Go through the entries below and copy each line containing the word "chevron".

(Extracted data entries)
◆ ◆ ◆ ◆

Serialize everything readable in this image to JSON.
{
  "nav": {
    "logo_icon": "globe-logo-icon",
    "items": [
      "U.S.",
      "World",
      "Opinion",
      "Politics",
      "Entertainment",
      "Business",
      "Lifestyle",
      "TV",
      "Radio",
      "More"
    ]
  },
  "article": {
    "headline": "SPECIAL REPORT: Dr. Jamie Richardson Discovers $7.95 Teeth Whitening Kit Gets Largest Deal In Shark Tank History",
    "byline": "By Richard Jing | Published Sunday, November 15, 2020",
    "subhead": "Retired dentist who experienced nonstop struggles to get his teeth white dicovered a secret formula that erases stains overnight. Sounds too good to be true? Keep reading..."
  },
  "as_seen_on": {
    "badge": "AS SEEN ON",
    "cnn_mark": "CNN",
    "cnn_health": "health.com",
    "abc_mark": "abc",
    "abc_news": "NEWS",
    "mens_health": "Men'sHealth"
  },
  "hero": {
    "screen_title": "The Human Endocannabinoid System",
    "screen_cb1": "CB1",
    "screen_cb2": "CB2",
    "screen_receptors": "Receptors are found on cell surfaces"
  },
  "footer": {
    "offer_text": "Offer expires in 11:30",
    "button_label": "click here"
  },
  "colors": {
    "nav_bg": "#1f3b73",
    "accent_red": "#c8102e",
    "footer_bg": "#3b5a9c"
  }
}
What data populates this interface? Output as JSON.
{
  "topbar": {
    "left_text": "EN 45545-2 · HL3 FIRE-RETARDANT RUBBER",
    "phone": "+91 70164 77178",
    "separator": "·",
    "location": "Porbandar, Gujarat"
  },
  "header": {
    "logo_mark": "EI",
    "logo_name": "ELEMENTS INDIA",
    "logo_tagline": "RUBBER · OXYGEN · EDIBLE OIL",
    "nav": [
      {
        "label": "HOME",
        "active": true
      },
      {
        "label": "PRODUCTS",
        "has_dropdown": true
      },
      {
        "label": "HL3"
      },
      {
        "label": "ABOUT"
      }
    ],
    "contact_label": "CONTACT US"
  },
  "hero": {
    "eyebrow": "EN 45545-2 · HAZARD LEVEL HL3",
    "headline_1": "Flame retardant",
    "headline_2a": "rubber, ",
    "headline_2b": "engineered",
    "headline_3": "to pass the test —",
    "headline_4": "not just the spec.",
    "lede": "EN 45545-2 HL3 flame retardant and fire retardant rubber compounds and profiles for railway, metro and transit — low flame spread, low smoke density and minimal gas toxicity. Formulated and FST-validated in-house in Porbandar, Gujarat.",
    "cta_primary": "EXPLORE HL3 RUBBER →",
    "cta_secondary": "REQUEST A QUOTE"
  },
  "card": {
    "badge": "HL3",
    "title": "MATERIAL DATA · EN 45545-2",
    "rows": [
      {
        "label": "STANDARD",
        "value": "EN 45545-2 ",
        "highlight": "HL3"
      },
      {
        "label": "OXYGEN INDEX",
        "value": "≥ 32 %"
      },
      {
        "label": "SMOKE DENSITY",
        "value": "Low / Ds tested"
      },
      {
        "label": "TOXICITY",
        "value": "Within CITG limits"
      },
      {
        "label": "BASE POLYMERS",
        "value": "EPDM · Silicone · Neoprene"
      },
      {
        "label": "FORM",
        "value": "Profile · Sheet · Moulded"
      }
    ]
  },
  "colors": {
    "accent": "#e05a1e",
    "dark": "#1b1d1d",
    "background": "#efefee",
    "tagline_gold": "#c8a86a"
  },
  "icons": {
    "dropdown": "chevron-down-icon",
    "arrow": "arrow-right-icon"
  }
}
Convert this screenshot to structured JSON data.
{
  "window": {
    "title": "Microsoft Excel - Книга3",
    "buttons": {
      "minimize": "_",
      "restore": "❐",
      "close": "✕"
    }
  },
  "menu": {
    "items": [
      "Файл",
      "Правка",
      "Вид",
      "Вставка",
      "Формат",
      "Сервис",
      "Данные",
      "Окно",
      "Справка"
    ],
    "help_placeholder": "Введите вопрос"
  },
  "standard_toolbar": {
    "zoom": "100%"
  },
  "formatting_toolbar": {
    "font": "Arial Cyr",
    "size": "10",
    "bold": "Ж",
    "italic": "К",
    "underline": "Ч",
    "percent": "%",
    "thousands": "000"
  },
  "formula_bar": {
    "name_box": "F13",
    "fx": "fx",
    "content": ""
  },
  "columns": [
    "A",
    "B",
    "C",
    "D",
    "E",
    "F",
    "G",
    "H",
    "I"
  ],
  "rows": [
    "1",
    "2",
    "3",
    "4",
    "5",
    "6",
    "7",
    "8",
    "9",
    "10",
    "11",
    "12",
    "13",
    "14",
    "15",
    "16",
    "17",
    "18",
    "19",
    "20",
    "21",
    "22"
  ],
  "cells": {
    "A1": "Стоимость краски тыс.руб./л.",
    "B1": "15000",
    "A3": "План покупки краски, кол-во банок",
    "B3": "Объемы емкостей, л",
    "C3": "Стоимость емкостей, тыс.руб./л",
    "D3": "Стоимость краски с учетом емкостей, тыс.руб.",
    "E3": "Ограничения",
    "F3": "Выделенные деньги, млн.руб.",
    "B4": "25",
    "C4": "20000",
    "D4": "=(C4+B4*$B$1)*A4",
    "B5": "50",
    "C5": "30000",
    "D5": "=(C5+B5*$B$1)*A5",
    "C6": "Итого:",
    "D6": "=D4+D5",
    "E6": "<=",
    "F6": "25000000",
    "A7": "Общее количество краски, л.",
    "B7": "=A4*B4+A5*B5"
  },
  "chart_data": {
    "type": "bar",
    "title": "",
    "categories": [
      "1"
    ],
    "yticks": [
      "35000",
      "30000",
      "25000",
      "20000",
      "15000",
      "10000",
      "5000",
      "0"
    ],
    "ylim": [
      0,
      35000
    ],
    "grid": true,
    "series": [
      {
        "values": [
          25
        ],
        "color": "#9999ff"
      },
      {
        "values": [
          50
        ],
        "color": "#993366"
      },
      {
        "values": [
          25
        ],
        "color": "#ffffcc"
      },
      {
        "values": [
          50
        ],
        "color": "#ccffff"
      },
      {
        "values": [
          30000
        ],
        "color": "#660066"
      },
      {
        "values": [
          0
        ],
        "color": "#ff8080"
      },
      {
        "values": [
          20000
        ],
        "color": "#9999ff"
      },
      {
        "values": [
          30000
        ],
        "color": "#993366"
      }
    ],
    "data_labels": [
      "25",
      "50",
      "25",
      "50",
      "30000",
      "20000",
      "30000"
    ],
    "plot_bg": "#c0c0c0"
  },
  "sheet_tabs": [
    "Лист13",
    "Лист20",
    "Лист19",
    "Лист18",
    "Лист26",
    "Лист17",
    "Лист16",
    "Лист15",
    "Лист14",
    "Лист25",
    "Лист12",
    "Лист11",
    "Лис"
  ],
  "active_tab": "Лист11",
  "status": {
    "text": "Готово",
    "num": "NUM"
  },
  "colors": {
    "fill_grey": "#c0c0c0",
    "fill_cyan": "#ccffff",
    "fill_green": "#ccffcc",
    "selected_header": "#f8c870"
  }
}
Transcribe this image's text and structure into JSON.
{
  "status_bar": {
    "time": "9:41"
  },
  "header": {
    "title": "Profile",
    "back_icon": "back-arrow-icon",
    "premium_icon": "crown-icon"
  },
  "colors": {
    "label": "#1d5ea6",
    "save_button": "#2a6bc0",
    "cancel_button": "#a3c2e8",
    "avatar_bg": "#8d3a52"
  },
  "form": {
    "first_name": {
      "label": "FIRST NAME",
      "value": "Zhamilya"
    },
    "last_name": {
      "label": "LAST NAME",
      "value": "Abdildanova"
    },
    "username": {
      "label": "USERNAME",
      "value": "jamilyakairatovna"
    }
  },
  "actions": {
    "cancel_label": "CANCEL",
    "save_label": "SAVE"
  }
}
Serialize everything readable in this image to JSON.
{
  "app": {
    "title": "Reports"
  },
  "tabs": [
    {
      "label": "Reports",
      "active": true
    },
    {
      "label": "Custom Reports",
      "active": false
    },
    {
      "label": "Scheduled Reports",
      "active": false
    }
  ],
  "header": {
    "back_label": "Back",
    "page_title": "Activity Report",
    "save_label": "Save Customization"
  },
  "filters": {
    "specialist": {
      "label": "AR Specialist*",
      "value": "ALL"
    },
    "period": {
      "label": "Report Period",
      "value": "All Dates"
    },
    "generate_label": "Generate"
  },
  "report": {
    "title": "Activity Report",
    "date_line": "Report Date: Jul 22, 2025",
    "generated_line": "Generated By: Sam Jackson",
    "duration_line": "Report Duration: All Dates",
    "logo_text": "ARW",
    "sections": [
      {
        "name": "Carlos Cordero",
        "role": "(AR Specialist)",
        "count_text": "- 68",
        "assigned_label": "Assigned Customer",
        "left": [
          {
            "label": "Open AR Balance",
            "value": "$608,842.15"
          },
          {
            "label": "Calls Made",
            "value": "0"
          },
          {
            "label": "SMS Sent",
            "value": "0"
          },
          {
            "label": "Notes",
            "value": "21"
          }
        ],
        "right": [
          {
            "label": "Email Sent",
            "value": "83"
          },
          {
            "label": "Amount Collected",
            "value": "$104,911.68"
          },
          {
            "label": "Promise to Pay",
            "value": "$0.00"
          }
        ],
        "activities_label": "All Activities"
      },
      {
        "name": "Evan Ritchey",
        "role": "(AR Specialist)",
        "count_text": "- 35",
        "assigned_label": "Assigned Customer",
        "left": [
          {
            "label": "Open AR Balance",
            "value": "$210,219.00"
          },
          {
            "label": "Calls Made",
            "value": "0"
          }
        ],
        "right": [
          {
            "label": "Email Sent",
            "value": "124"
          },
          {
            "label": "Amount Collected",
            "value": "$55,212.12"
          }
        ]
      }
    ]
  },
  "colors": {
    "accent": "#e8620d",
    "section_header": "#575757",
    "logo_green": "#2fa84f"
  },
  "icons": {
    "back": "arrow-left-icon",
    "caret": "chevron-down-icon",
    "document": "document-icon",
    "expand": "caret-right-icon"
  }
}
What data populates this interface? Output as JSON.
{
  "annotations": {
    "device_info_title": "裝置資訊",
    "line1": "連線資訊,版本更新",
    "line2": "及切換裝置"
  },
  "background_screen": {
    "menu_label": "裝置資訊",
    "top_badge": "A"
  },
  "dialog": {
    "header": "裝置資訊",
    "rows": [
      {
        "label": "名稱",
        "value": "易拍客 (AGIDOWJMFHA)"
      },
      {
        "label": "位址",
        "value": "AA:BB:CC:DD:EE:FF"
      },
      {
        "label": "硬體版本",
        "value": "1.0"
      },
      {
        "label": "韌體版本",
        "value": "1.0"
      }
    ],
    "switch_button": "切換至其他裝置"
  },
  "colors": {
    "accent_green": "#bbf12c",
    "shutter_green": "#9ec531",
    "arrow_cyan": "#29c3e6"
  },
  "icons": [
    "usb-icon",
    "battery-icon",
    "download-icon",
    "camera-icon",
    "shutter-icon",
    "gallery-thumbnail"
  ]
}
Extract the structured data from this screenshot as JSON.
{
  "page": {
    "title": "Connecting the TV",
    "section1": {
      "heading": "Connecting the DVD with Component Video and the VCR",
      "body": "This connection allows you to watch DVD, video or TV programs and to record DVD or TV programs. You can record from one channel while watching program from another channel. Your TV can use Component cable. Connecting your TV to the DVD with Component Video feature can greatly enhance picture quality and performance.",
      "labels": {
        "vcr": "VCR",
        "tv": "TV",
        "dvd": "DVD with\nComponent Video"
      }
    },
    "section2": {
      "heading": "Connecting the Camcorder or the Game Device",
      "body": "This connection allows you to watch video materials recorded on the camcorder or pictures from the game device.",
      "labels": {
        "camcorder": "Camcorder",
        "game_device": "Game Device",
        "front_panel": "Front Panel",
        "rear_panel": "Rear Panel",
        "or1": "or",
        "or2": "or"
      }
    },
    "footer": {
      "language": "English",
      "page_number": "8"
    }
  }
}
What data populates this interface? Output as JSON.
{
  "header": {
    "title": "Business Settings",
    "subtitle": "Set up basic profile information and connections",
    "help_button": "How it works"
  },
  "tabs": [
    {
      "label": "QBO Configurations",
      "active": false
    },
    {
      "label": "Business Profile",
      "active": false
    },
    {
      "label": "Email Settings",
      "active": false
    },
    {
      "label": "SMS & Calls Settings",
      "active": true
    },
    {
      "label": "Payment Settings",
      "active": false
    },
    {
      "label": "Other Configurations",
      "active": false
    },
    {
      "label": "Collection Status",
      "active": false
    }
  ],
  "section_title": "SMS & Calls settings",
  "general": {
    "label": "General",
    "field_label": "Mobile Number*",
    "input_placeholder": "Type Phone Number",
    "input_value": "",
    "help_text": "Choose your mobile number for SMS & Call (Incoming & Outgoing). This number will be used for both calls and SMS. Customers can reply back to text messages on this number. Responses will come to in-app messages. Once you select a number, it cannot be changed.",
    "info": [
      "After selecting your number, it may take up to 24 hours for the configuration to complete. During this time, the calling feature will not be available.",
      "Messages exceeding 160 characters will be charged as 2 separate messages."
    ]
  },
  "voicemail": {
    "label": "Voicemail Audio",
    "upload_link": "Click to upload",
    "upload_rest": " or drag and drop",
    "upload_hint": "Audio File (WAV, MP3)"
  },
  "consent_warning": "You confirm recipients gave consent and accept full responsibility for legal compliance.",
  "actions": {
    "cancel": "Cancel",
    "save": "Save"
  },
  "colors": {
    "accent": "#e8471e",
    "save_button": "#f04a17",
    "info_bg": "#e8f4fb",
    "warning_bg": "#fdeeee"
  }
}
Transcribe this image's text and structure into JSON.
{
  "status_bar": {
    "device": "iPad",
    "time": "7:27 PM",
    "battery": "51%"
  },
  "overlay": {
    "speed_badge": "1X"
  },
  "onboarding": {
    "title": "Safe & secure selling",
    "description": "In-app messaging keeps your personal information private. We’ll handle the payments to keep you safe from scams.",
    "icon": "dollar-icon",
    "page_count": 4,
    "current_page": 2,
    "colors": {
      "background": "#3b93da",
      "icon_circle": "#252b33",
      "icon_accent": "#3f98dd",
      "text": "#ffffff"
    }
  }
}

◆ ◆ ◆ ◆

Result of the task.
    "dropdown": "chevron-down-icon",
    "caret": "chevron-down-icon",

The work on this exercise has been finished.